* **TEXT**
╔══
The Chinese authorities will begin to release China's economic data for February later this week, with the key report being the Consumer Price Index (CPI) report. A deceleration in the CPI in February could pave the way for the China central bank to continue to ease monetary policy in the coming weeks and months. All of the Chinese economic reports for February will be impacted by the shift in the Lunar New Year to January this year versus February in 2011.
On balance, the vast majority of the economic data in the United States released since early October 2011 has exceeded expectations. This trend reflects underlying improvement in the overall economy due to:
Less uncertainty surrounding the debt issues in Europe;
A little less rancor (and a little more cooperation) out of Washington compared to this past summer;
The improving job market as companies have reached the limit on productivity gains; and
A rebound in global economic activity following the global supply chain disruptions that resulted from the Japanese earthquake and tsunami in March 2011.
At least some of the improvement in the economic backdrop may be associated with the weather, which has been warmer and drier than usual since last autumn. In general, warmer (and drier) than normal weather tends to boost economic activity. We saw evidence of these trends in the details of the Federal Reserve's (Fed) latest Beige Book -- a qualitative assessment of business and banking conditions compiled via contacts in the private sector in each Fed district. On balance, the Beige Book was relatively upbeat, with all 12 districts reporting expanding (albeit modest) growth and improving conditions in the labor market, bank lending and credit conditions, and in residential and commercial real estate.
The Beige Book noted that the economic uncertainty that was pervasive in the economy in the summer and fall of 2011 continued to fade, as the word "uncertainty" was used just nine times, down from 33 mentions in the September 2011 Beige Book, as worries over the future of Europe and a greater-than-usual amount of discord in Washington dominated the headlines. There was just one mention of Thailand (and none of Japan), and just 14 mentions of Europe in this Beige Book, versus 16 in the January 2012 Beige Book). However the word "weather" appeared 29 times in the latest Beige Book, and the phrase "warm weather" appeared 12 times. In the January 2012 version of the Beige Book, the word weather appeared 13 times, with the phrase "warm weather" appearing just seven times.
It is not unusual for a Beige Book released in March of any year to cite weather as a factor impacting some aspect of economic activity around the nation, but it is unusual to see warm weather mentioned so often. For example, in the Beige Book released one year ago (in March 2011) the word weather was mentioned 36 times as the nation suffered through a very cold and snowy winter season. The word warm appeared just twice the March 2011 Beige Book. A year earlier, in the March 2010 edition of the Beige Book, the word weather appeared 41 times, but the word warm appeared just twice.
Thus, at least some of the improvement in the economic backdrop since last fall has likely been weather-related, although it is difficult to pinpoint exactly how much. Weather often has a bigger impact when there is a big change in pattern from a long stretch of colder and wetter-than-usual weather to warmer and drier weather. For the most part, since the harsh winter of 2010-2011 ended, 2011 was relatively warmer and drier than usual.
╚══
* **STATED EXERCISE**
Condense the paragraph of the economic commentary that begins "It is not unusual for a Beige Book released in March" into a short list that keeps its main facts. The lines that follow come from a different source than the economic commentary.

* **LISTED RECORDS**
╔══
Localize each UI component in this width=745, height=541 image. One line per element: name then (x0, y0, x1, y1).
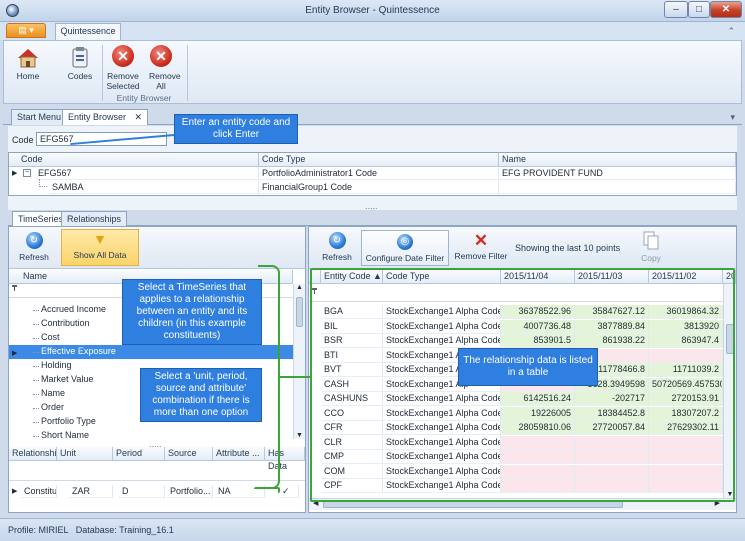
column-header-source[interactable]: Source (165, 447, 213, 461)
refresh-icon: ↻ (25, 232, 43, 249)
tab-entity-browser-label: Entity Browser (68, 112, 127, 122)
configure-date-filter-button[interactable]: ◎ Configure Date Filter (361, 230, 449, 266)
home-icon (18, 49, 38, 68)
home-label: Home (16, 71, 40, 81)
configure-date-filter-label: Configure Date Filter (365, 253, 445, 263)
column-header-name[interactable]: Name (499, 153, 736, 167)
row-indicator-icon: ▶ (12, 170, 18, 177)
left-toolbar (9, 227, 305, 269)
remove-selected-button[interactable]: ✕ Remove Selected (105, 45, 141, 91)
timeseries-scrollbar[interactable]: ▲ ▼ (293, 284, 305, 439)
callout-select-timeseries: Select a TimeSeries that applies to a re… (122, 279, 262, 345)
tab-quintessence[interactable]: Quintessence (55, 23, 121, 40)
column-header-unit[interactable]: Unit (57, 447, 113, 461)
remove-all-label: Remove All (149, 71, 181, 91)
collapse-tree-icon[interactable]: − (23, 169, 31, 177)
callout-relationship-table: The relationship data is listed in a tab… (458, 348, 598, 386)
table-row-code-type[interactable]: FinancialGroup1 Code (259, 181, 499, 194)
splitter-handle[interactable]: ..... (365, 201, 378, 211)
remove-all-icon: ✕ (150, 45, 172, 67)
copy-icon (643, 231, 659, 250)
ribbon-separator (102, 45, 103, 101)
show-all-data-button[interactable]: ▼ Show All Data (61, 229, 139, 266)
show-all-data-label: Show All Data (73, 250, 127, 260)
status-profile: MIRIEL (38, 525, 69, 535)
filter-icon: ▼ (93, 231, 107, 247)
copy-button[interactable]: Copy (631, 231, 671, 263)
row-indicator-icon: ▶ (12, 488, 18, 495)
table-row-name[interactable] (499, 181, 736, 194)
ribbon-collapse-icon[interactable]: ⌃ (727, 26, 735, 37)
callout-enter-entity: Enter an entity code and click Enter (174, 114, 298, 144)
code-input[interactable]: EFG567 (36, 132, 167, 146)
codes-button[interactable]: Codes (64, 47, 96, 81)
column-header-code[interactable]: Code (9, 153, 259, 167)
tab-entity-browser[interactable]: Entity Browser ✕ (62, 109, 149, 125)
remove-icon: ✕ (112, 45, 134, 67)
remove-all-button[interactable]: ✕ Remove All (144, 45, 181, 91)
refresh-button[interactable]: ↻ Refresh (15, 232, 53, 262)
title-bar: Entity Browser - Quintessence – □ ✕ (0, 0, 745, 22)
codes-icon (72, 47, 88, 68)
rel-cell-period[interactable]: D (119, 485, 165, 498)
refresh-label: Refresh (19, 252, 49, 262)
remove-filter-button[interactable]: ✕ Remove Filter (453, 231, 509, 261)
remove-selected-label: Remove Selected (106, 71, 140, 91)
showing-points-text: Showing the last 10 points (515, 243, 621, 253)
table-row-name[interactable]: EFG PROVIDENT FUND (499, 167, 736, 180)
rel-cell-unit[interactable]: ZAR (69, 485, 113, 498)
data-refresh-button[interactable]: ↻ Refresh (317, 232, 357, 262)
status-bar: Profile: MIRIEL Database: Training_16.1 (0, 518, 745, 541)
column-header-relationship[interactable]: Relationship (9, 447, 62, 461)
copy-label: Copy (641, 253, 661, 263)
codes-label: Codes (67, 71, 93, 81)
column-header-code-type[interactable]: Code Type (259, 153, 499, 167)
remove-filter-icon: ✕ (473, 231, 489, 250)
ribbon: Home Codes ✕ Remove Selected ✕ Remove Al… (3, 40, 742, 104)
remove-filter-label: Remove Filter (454, 251, 508, 261)
list-item-selected[interactable]: Effective Exposure (9, 345, 293, 359)
tab-relationships[interactable]: Relationships (61, 211, 128, 226)
settings-icon: ◎ (397, 234, 413, 250)
callout-select-unit: Select a 'unit, period, source and attri… (140, 368, 262, 422)
tab-close-icon[interactable]: ✕ (135, 112, 143, 122)
home-button[interactable]: Home (10, 47, 46, 81)
tree-line (39, 179, 47, 187)
table-row-code[interactable]: SAMBA (49, 181, 259, 194)
data-refresh-label: Refresh (322, 252, 352, 262)
minimize-button[interactable]: – (664, 1, 688, 18)
table-row-code-type[interactable]: PortfolioAdministrator1 Code (259, 167, 499, 180)
column-header-period[interactable]: Period (113, 447, 165, 461)
refresh-icon: ↻ (328, 232, 346, 249)
group-label-entity-browser: Entity Browser (116, 93, 172, 103)
tab-start-menu[interactable]: Start Menu (11, 109, 68, 125)
scrollbar-thumb[interactable] (296, 297, 303, 327)
rel-cell-relationship[interactable]: Constituent (21, 485, 57, 498)
window-title: Entity Browser - Quintessence (305, 5, 440, 16)
status-database-label: Database: (75, 525, 117, 535)
status-profile-label: Profile: (8, 525, 37, 535)
entity-grid: Code Code Type Name ▶ − EFG567 Portfolio… (8, 152, 737, 196)
close-button[interactable]: ✕ (710, 1, 742, 18)
row-indicator-icon: ▶ (12, 350, 18, 357)
has-data-checkbox[interactable]: ✓ (279, 485, 299, 498)
maximize-button[interactable]: □ (688, 1, 710, 18)
ribbon-separator (187, 45, 188, 101)
tab-dropdown-icon[interactable]: ▾ (730, 112, 735, 123)
table-row-code[interactable]: EFG567 (35, 167, 259, 180)
scrollbar-thumb[interactable] (323, 501, 623, 508)
status-database: Training_16.1 (119, 525, 174, 535)
rel-cell-source[interactable]: Portfolio... (167, 485, 213, 498)
code-label: Code (12, 135, 34, 145)
highlight-connector (280, 376, 310, 378)
application-menu-button[interactable]: ▤ ▾ (6, 23, 46, 38)
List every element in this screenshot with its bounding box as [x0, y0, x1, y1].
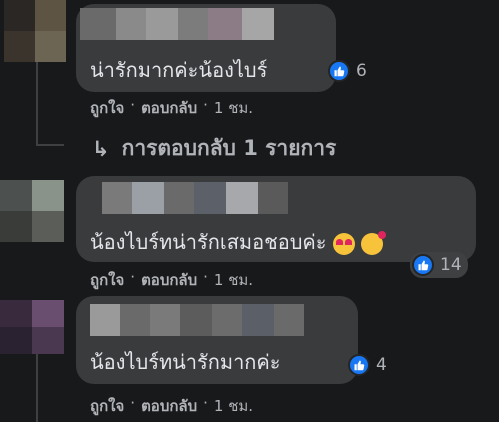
separator: · — [130, 394, 136, 412]
comment-text: น้องไบร์ทน่ารักมากค่ะ — [90, 350, 281, 374]
reply-link[interactable]: ตอบกลับ — [141, 96, 197, 120]
timestamp[interactable]: 1 ชม. — [214, 268, 253, 292]
commenter-name[interactable] — [102, 182, 288, 214]
comment-actions: ถูกใจ · ตอบกลับ · 1 ชม. — [90, 96, 253, 120]
comment-actions: ถูกใจ · ตอบกลับ · 1 ชม. — [90, 394, 253, 418]
view-replies-link[interactable]: ↳ การตอบกลับ 1 รายการ — [92, 132, 336, 165]
timestamp[interactable]: 1 ชม. — [214, 394, 253, 418]
reaction-count: 6 — [356, 61, 367, 81]
replies-link-label: การตอบกลับ 1 รายการ — [121, 136, 337, 160]
reply-arrow-icon: ↳ — [92, 136, 110, 161]
thread-line — [36, 144, 64, 146]
separator: · — [203, 96, 208, 114]
avatar[interactable] — [0, 300, 64, 354]
reaction-count: 14 — [440, 255, 462, 275]
reaction-summary[interactable]: 14 — [410, 252, 468, 278]
comment-text-content: น้องไบร์ทน่ารักเสมอชอบค่ะ — [90, 230, 327, 254]
avatar[interactable] — [4, 0, 66, 62]
separator: · — [130, 96, 136, 114]
comment-text: น้องไบร์ทน่ารักเสมอชอบค่ะ — [90, 226, 387, 258]
commenter-name[interactable] — [80, 8, 274, 40]
smiling-hearts-emoji-icon — [361, 230, 387, 255]
reaction-summary[interactable]: 4 — [346, 352, 393, 378]
comment-bubble: น้องไบร์ทน่ารักมากค่ะ — [76, 296, 358, 384]
separator: · — [130, 268, 136, 286]
reply-link[interactable]: ตอบกลับ — [141, 268, 197, 292]
commenter-name[interactable] — [90, 304, 304, 336]
like-link[interactable]: ถูกใจ — [90, 268, 124, 292]
comment-text: น่ารักมากค่ะน้องไบร์ — [90, 58, 268, 82]
like-icon — [348, 354, 370, 376]
comment-bubble: น้องไบร์ทน่ารักเสมอชอบค่ะ — [76, 176, 476, 262]
heart-eyes-emoji-icon — [332, 232, 355, 255]
avatar[interactable] — [0, 180, 64, 242]
comment-actions: ถูกใจ · ตอบกลับ · 1 ชม. — [90, 268, 253, 292]
like-link[interactable]: ถูกใจ — [90, 96, 124, 120]
reaction-summary[interactable]: 6 — [326, 58, 373, 84]
separator: · — [203, 394, 208, 412]
reaction-count: 4 — [376, 355, 387, 375]
reply-link[interactable]: ตอบกลับ — [141, 394, 197, 418]
thread-line — [36, 62, 38, 146]
like-icon — [412, 254, 434, 276]
like-icon — [328, 60, 350, 82]
separator: · — [203, 268, 208, 286]
timestamp[interactable]: 1 ชม. — [214, 96, 253, 120]
comment-bubble: น่ารักมากค่ะน้องไบร์ — [76, 4, 336, 92]
like-link[interactable]: ถูกใจ — [90, 394, 124, 418]
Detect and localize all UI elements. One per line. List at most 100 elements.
╚══
* **EXERCISE ANSWER**
- March Beige Books often cite weather as affecting economic activity, but frequent mentions of warm weather are unusual.
- March 2011: "weather" appeared 36 times during a very cold, snowy winter; "warm" appeared twice.
- March 2010: "weather" appeared 41 times; "warm" appeared twice.